** Start Task material **

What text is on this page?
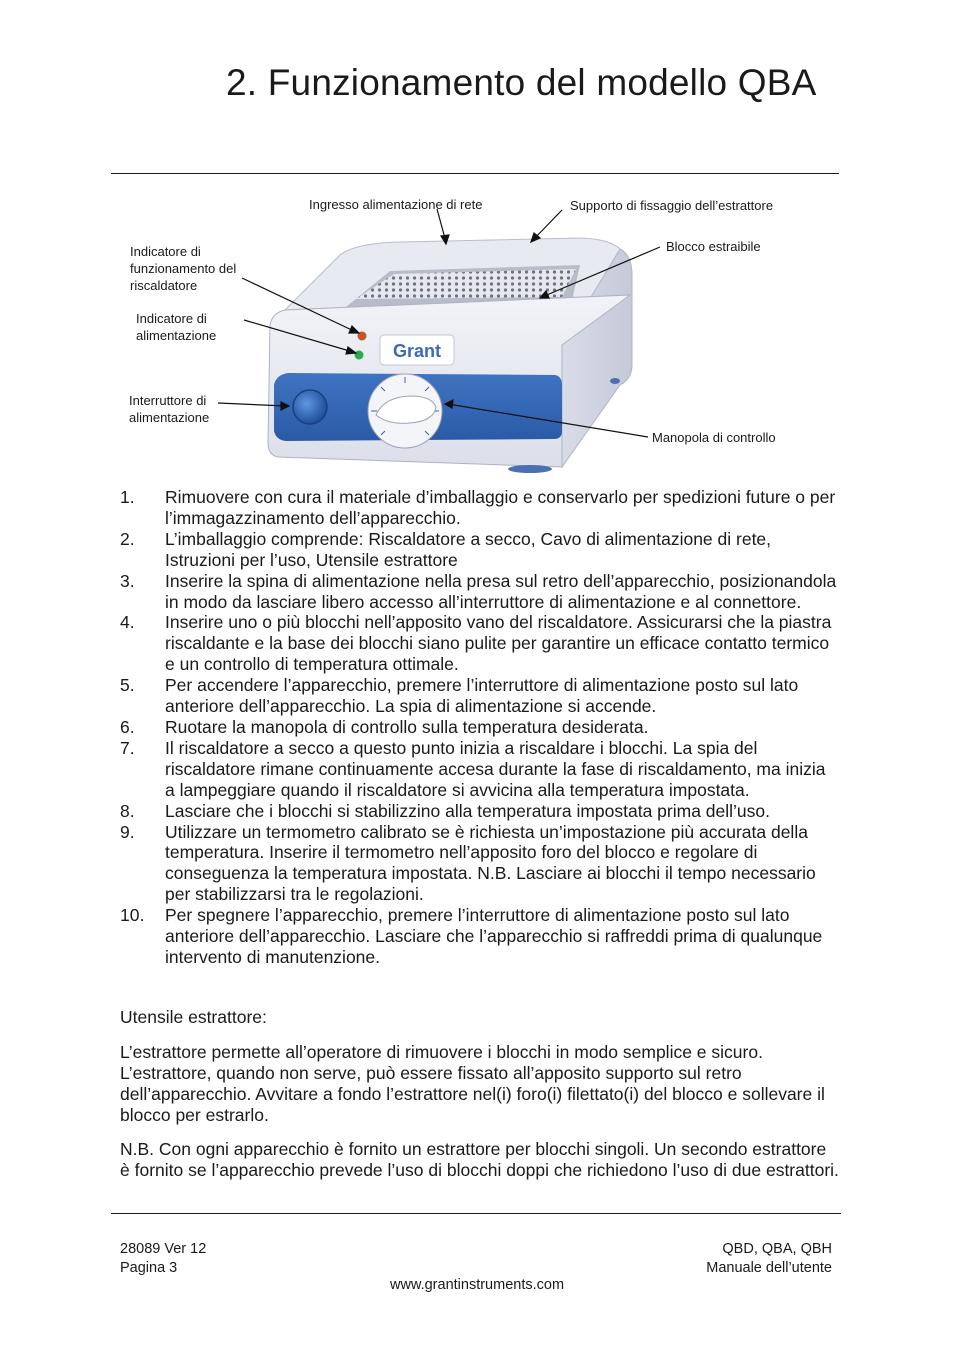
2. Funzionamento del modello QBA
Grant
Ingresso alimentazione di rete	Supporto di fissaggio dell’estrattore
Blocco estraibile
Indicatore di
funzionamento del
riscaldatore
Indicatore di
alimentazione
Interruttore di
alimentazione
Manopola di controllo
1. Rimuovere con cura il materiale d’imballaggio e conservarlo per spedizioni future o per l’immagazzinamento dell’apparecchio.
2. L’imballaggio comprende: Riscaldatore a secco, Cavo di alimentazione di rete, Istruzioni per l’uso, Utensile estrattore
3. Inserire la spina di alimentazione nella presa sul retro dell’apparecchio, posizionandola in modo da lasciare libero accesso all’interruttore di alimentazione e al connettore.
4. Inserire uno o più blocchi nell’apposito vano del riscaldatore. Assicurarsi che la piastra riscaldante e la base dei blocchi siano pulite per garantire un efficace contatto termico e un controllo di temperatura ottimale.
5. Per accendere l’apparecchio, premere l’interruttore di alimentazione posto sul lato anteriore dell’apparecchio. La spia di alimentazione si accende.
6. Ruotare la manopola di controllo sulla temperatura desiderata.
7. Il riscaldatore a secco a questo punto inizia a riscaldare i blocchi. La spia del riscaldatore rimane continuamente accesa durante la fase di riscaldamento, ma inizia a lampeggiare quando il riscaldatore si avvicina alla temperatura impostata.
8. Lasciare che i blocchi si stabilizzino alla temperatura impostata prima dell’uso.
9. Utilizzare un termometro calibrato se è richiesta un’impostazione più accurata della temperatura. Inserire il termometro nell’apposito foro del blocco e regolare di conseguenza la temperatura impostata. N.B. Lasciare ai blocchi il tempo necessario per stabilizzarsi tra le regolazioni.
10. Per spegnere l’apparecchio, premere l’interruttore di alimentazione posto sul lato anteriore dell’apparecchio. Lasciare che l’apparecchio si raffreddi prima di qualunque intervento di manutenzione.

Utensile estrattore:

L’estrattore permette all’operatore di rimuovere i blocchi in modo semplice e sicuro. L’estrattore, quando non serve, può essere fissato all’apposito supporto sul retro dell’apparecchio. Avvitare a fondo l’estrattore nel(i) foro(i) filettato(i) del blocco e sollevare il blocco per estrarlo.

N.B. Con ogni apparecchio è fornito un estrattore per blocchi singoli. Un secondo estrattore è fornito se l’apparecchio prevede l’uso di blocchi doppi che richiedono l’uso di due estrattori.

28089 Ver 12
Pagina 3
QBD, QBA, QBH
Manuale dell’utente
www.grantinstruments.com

** End Task material **
** Start Task material **

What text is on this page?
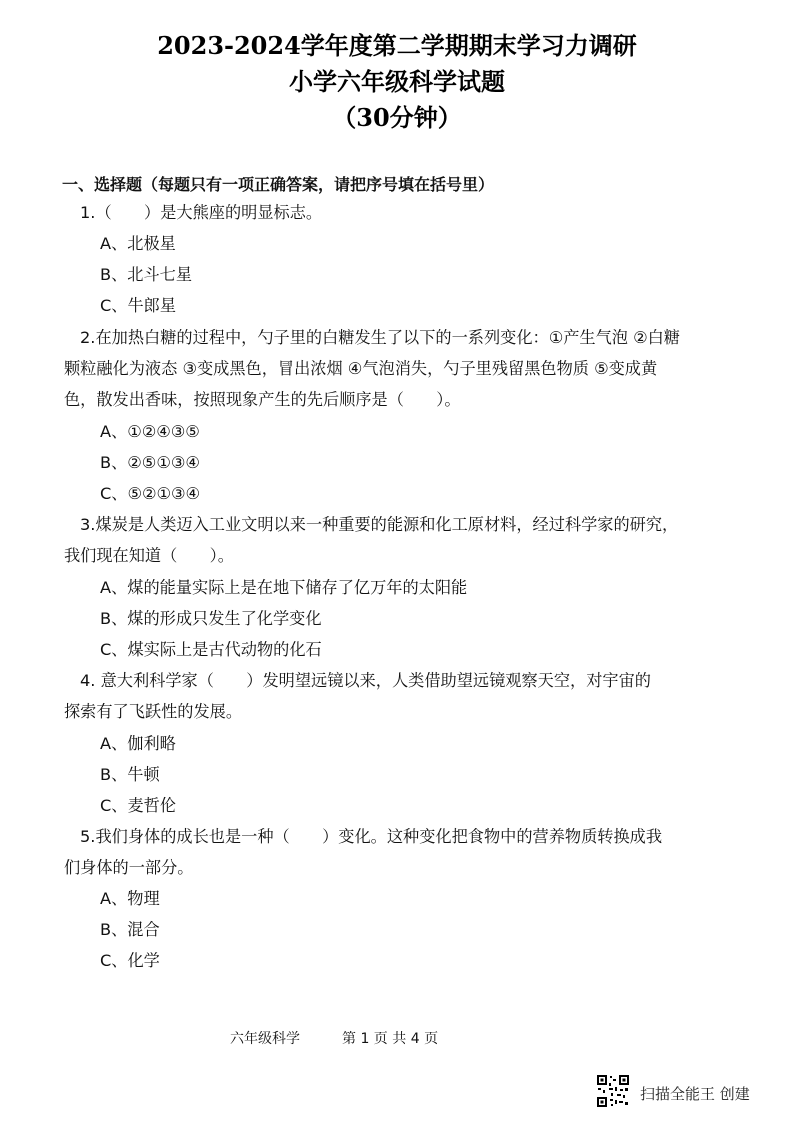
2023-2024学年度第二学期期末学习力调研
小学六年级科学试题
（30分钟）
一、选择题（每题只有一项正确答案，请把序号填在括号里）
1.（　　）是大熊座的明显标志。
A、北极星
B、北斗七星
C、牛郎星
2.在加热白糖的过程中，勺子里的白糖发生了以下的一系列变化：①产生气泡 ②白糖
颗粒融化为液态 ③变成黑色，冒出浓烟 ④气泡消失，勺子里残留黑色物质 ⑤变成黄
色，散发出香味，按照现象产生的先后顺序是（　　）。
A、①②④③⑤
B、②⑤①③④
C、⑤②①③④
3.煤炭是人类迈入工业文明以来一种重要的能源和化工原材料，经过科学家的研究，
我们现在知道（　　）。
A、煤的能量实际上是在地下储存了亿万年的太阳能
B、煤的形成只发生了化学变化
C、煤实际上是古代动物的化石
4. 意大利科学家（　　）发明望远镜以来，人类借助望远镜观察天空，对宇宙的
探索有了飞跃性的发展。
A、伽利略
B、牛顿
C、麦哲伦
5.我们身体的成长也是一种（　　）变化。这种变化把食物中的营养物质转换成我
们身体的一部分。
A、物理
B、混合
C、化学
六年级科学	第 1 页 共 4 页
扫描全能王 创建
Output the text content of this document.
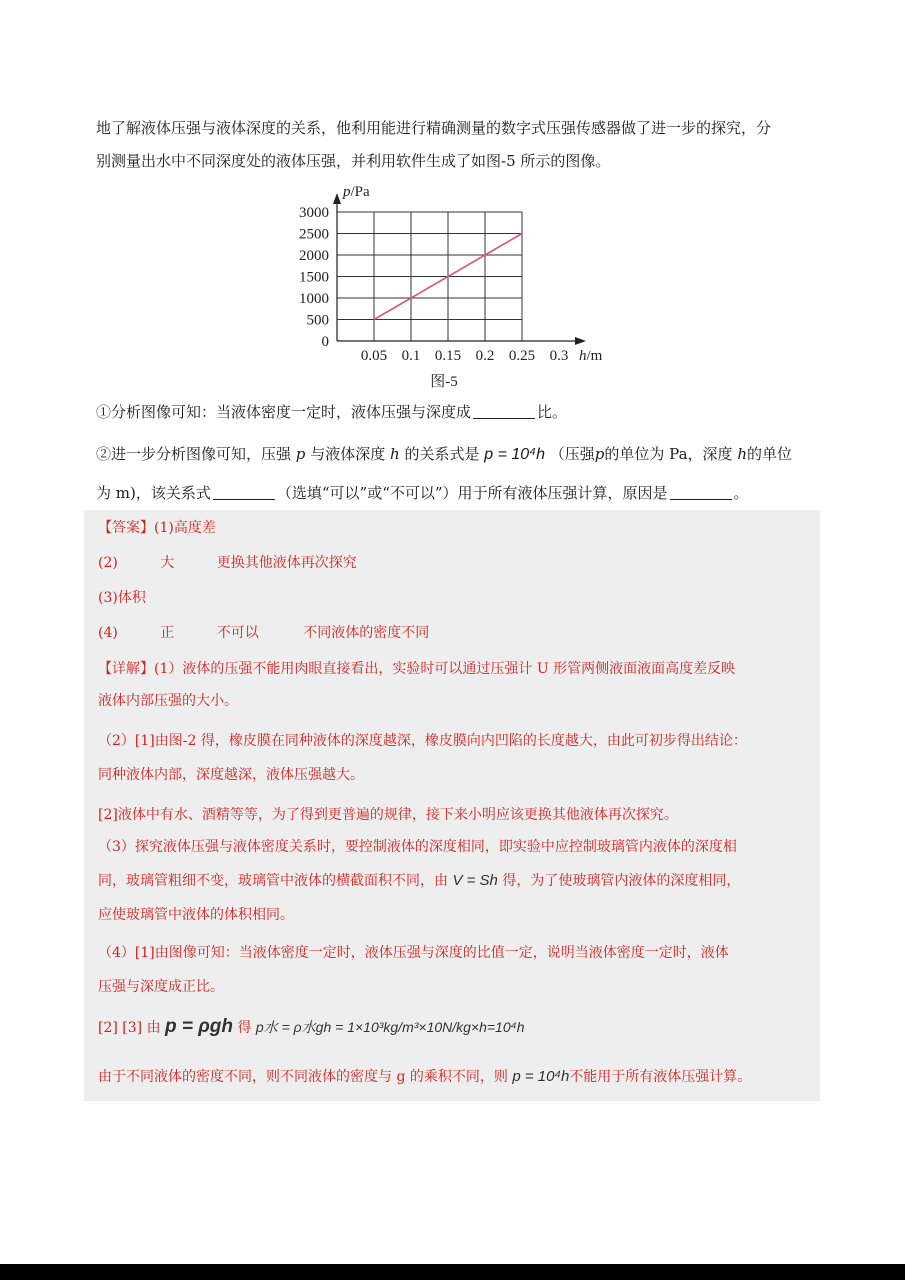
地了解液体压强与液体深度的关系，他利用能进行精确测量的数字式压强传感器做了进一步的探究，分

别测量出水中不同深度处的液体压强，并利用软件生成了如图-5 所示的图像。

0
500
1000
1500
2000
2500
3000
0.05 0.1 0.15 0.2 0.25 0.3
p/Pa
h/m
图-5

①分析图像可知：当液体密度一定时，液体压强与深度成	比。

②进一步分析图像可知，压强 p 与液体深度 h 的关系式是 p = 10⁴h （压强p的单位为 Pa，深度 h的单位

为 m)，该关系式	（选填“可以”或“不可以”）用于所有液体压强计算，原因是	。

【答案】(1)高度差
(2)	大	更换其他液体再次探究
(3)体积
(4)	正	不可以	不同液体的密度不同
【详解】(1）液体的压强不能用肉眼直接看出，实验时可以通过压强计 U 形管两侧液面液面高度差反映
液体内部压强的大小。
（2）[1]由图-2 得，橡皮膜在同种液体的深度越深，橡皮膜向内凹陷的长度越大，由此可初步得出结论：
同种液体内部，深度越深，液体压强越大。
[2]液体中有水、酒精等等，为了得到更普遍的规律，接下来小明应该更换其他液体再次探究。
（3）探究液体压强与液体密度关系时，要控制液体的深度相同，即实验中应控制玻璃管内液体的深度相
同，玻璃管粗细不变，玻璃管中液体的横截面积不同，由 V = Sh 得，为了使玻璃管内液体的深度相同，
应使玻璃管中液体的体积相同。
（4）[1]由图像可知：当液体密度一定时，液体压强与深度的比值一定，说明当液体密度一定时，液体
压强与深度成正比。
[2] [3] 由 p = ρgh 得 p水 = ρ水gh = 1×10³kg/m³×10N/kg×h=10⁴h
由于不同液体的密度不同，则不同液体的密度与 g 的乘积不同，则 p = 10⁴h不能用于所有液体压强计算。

** End Task material **

*The request*:
Search the entries for the word "secco" and copy every line that has it.

*Final answer*:
2. L’imballaggio comprende: Riscaldatore a secco, Cavo di alimentazione di rete, Istruzioni per l’uso, Utensile estrattore
7. Il riscaldatore a secco a questo punto inizia a riscaldare i blocchi. La spia del riscaldatore rimane continuamente accesa durante la fase di riscaldamento, ma inizia a lampeggiare quando il riscaldatore si avvicina alla temperatura impostata.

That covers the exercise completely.